[start]
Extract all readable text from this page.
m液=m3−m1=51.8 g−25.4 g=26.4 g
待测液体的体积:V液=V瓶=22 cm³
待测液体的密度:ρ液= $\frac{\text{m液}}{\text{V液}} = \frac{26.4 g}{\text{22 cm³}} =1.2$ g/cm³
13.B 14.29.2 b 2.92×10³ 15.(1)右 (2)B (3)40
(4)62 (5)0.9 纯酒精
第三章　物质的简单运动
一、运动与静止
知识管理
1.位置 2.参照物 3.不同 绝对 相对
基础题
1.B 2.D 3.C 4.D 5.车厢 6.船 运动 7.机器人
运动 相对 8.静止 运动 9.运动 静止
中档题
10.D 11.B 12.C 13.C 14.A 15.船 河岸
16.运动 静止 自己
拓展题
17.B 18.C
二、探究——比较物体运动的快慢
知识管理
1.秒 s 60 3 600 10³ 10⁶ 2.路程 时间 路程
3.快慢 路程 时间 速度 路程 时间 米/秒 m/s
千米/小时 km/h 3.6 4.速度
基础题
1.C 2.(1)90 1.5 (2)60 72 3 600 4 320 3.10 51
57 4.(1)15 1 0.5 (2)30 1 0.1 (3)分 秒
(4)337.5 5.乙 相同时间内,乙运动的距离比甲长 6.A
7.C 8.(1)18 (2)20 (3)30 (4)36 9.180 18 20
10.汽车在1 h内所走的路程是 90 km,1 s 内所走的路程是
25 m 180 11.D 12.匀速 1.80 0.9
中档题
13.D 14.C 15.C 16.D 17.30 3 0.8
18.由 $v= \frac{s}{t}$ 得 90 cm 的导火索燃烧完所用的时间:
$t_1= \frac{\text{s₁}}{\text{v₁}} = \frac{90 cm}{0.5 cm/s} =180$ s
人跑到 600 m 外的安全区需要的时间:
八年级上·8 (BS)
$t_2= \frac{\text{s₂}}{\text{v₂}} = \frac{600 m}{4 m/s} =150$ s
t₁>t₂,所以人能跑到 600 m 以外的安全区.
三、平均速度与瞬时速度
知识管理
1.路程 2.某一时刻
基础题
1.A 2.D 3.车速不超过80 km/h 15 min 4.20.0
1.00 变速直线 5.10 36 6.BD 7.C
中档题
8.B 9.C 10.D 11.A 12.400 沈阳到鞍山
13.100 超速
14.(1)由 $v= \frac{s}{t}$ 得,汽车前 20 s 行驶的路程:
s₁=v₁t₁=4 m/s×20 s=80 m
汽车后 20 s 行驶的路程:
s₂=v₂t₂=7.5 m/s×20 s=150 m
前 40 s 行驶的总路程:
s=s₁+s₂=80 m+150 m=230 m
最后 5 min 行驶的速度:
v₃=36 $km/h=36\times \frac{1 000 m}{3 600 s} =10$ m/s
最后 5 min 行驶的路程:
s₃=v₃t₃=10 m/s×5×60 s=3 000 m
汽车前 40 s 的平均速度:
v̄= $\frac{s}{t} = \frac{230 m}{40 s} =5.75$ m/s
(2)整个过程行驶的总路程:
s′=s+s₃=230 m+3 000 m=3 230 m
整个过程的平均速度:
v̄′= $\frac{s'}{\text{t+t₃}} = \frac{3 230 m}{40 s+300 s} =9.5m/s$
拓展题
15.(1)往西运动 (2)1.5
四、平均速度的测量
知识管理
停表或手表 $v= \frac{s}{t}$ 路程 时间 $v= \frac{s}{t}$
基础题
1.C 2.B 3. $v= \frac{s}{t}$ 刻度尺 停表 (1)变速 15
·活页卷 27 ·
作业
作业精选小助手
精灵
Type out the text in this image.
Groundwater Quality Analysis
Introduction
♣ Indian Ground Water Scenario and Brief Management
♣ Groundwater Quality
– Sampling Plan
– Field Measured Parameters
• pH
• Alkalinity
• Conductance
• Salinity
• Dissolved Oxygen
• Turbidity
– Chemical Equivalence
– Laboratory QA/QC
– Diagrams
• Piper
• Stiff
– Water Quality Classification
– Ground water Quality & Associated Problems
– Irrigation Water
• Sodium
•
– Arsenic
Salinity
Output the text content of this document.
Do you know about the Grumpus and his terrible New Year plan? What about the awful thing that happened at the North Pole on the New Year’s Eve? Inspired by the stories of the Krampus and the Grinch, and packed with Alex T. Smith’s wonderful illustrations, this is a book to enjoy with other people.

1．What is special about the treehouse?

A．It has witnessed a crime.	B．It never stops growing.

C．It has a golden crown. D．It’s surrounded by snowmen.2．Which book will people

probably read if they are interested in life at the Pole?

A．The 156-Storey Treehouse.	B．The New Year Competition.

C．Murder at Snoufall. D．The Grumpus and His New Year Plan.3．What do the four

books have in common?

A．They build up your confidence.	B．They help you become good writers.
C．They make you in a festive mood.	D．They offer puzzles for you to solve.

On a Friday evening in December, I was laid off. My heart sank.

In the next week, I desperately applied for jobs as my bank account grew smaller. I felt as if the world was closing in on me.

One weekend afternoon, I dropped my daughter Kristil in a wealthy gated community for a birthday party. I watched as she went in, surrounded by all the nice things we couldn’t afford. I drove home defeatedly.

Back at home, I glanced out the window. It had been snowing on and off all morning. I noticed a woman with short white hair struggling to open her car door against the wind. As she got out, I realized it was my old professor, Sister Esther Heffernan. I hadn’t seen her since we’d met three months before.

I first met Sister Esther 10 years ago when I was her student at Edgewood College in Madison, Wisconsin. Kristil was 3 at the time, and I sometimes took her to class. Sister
[end]
AIM OF THE TASK:
Pull out all lines containing "about".

OUTPUT BELOW:
Do you know about the Grumpus and his terrible New Year plan? What about the awful thing that happened at the North Pole on the New Year’s Eve? Inspired by the stories of the Krampus and the Grinch, and packed with Alex T. Smith’s wonderful illustrations, this is a book to enjoy with other people.
1．What is special about the treehouse?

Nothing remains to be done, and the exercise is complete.